>> BEGIN Given data

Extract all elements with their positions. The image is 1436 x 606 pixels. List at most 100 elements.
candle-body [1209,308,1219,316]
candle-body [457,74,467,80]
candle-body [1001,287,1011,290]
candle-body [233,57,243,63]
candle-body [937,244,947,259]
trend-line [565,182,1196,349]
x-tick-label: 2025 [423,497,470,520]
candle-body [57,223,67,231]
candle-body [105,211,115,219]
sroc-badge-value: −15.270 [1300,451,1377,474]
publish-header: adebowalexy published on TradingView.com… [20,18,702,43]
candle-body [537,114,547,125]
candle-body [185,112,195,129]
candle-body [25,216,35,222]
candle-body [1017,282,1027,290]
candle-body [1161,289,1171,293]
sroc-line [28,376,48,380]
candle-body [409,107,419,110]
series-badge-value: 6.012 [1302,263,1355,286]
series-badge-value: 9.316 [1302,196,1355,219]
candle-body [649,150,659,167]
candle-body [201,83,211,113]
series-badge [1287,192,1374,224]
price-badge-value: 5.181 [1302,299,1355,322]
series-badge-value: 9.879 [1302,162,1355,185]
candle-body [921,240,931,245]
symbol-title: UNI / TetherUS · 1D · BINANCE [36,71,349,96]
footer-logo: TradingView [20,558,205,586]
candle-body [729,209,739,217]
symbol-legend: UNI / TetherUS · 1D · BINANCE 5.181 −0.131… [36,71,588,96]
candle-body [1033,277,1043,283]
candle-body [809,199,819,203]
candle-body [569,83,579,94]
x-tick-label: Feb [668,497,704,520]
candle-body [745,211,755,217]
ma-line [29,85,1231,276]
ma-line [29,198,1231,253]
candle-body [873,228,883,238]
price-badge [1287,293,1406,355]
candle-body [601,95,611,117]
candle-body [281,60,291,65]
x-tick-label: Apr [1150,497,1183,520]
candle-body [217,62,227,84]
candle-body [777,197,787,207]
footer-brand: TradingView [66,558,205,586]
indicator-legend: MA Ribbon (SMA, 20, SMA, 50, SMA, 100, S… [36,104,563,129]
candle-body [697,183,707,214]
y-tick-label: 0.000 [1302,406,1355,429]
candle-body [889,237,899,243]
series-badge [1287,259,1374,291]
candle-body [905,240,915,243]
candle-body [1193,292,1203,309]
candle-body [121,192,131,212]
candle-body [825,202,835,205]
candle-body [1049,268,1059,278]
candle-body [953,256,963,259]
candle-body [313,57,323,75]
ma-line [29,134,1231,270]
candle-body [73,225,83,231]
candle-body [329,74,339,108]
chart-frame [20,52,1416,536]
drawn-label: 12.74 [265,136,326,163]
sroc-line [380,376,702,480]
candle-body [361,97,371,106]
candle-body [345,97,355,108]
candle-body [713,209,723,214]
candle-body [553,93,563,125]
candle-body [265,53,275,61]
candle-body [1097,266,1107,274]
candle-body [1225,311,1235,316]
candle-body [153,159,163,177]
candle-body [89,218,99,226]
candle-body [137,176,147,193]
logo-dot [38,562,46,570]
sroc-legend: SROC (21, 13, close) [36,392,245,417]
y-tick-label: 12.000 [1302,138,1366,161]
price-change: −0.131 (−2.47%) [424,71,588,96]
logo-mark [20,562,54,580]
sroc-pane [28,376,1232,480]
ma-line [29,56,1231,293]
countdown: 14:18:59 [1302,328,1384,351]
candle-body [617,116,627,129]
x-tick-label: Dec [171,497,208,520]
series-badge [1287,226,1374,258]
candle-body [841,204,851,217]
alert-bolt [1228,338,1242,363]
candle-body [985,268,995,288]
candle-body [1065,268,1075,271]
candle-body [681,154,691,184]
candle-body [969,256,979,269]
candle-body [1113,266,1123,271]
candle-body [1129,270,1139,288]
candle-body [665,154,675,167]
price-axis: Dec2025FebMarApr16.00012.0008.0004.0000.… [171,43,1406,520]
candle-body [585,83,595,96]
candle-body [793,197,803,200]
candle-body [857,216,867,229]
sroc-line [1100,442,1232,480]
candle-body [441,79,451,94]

>> END Given data

Task details: Reproduce every line of the listing above, unchanged and in the same order.

Reply to the task:
Extract all elements with their positions. The image is 1436 x 606 pixels. List at most 100 elements.
candle-body [1209,308,1219,316]
candle-body [457,74,467,80]
candle-body [1001,287,1011,290]
candle-body [233,57,243,63]
candle-body [937,244,947,259]
trend-line [565,182,1196,349]
x-tick-label: 2025 [423,497,470,520]
candle-body [57,223,67,231]
candle-body [105,211,115,219]
sroc-badge-value: −15.270 [1300,451,1377,474]
publish-header: adebowalexy published on TradingView.com… [20,18,702,43]
candle-body [537,114,547,125]
candle-body [185,112,195,129]
candle-body [25,216,35,222]
candle-body [1017,282,1027,290]
candle-body [1161,289,1171,293]
sroc-line [28,376,48,380]
candle-body [409,107,419,110]
series-badge-value: 6.012 [1302,263,1355,286]
series-badge-value: 9.316 [1302,196,1355,219]
candle-body [649,150,659,167]
candle-body [201,83,211,113]
series-badge [1287,192,1374,224]
price-badge-value: 5.181 [1302,299,1355,322]
series-badge-value: 9.879 [1302,162,1355,185]
candle-body [921,240,931,245]
symbol-title: UNI / TetherUS · 1D · BINANCE [36,71,349,96]
footer-logo: TradingView [20,558,205,586]
candle-body [729,209,739,217]
symbol-legend: UNI / TetherUS · 1D · BINANCE 5.181 −0.131… [36,71,588,96]
candle-body [1033,277,1043,283]
candle-body [809,199,819,203]
candle-body [569,83,579,94]
x-tick-label: Feb [668,497,704,520]
candle-body [745,211,755,217]
ma-line [29,85,1231,276]
ma-line [29,198,1231,253]
candle-body [873,228,883,238]
price-badge [1287,293,1406,355]
candle-body [601,95,611,117]
candle-body [281,60,291,65]
x-tick-label: Apr [1150,497,1183,520]
candle-body [217,62,227,84]
candle-body [777,197,787,207]
footer-brand: TradingView [66,558,205,586]
indicator-legend: MA Ribbon (SMA, 20, SMA, 50, SMA, 100, S… [36,104,563,129]
candle-body [697,183,707,214]
y-tick-label: 0.000 [1302,406,1355,429]
candle-body [889,237,899,243]
series-badge [1287,259,1374,291]
candle-body [905,240,915,243]
candle-body [1193,292,1203,309]
candle-body [121,192,131,212]
candle-body [825,202,835,205]
candle-body [1049,268,1059,278]
candle-body [953,256,963,259]
candle-body [313,57,323,75]
ma-line [29,134,1231,270]
candle-body [73,225,83,231]
candle-body [329,74,339,108]
chart-frame [20,52,1416,536]
drawn-label: 12.74 [265,136,326,163]
sroc-line [380,376,702,480]
candle-body [361,97,371,106]
candle-body [345,97,355,108]
candle-body [713,209,723,214]
candle-body [553,93,563,125]
candle-body [265,53,275,61]
candle-body [1097,266,1107,274]
candle-body [1225,311,1235,316]
candle-body [153,159,163,177]
candle-body [89,218,99,226]
candle-body [137,176,147,193]
logo-dot [38,562,46,570]
sroc-legend: SROC (21, 13, close) [36,392,245,417]
y-tick-label: 12.000 [1302,138,1366,161]
price-change: −0.131 (−2.47%) [424,71,588,96]
logo-mark [20,562,54,580]
sroc-pane [28,376,1232,480]
ma-line [29,56,1231,293]
countdown: 14:18:59 [1302,328,1384,351]
candle-body [617,116,627,129]
x-tick-label: Dec [171,497,208,520]
series-badge [1287,226,1374,258]
candle-body [841,204,851,217]
alert-bolt [1228,338,1242,363]
candle-body [985,268,995,288]
candle-body [1065,268,1075,271]
candle-body [681,154,691,184]
candle-body [969,256,979,269]
candle-body [1113,266,1123,271]
candle-body [1129,270,1139,288]
candle-body [665,154,675,167]
price-axis: Dec2025FebMarApr16.00012.0008.0004.0000.… [171,43,1406,520]
candle-body [585,83,595,96]
candle-body [793,197,803,200]
candle-body [857,216,867,229]
sroc-line [1100,442,1232,480]
candle-body [441,79,451,94]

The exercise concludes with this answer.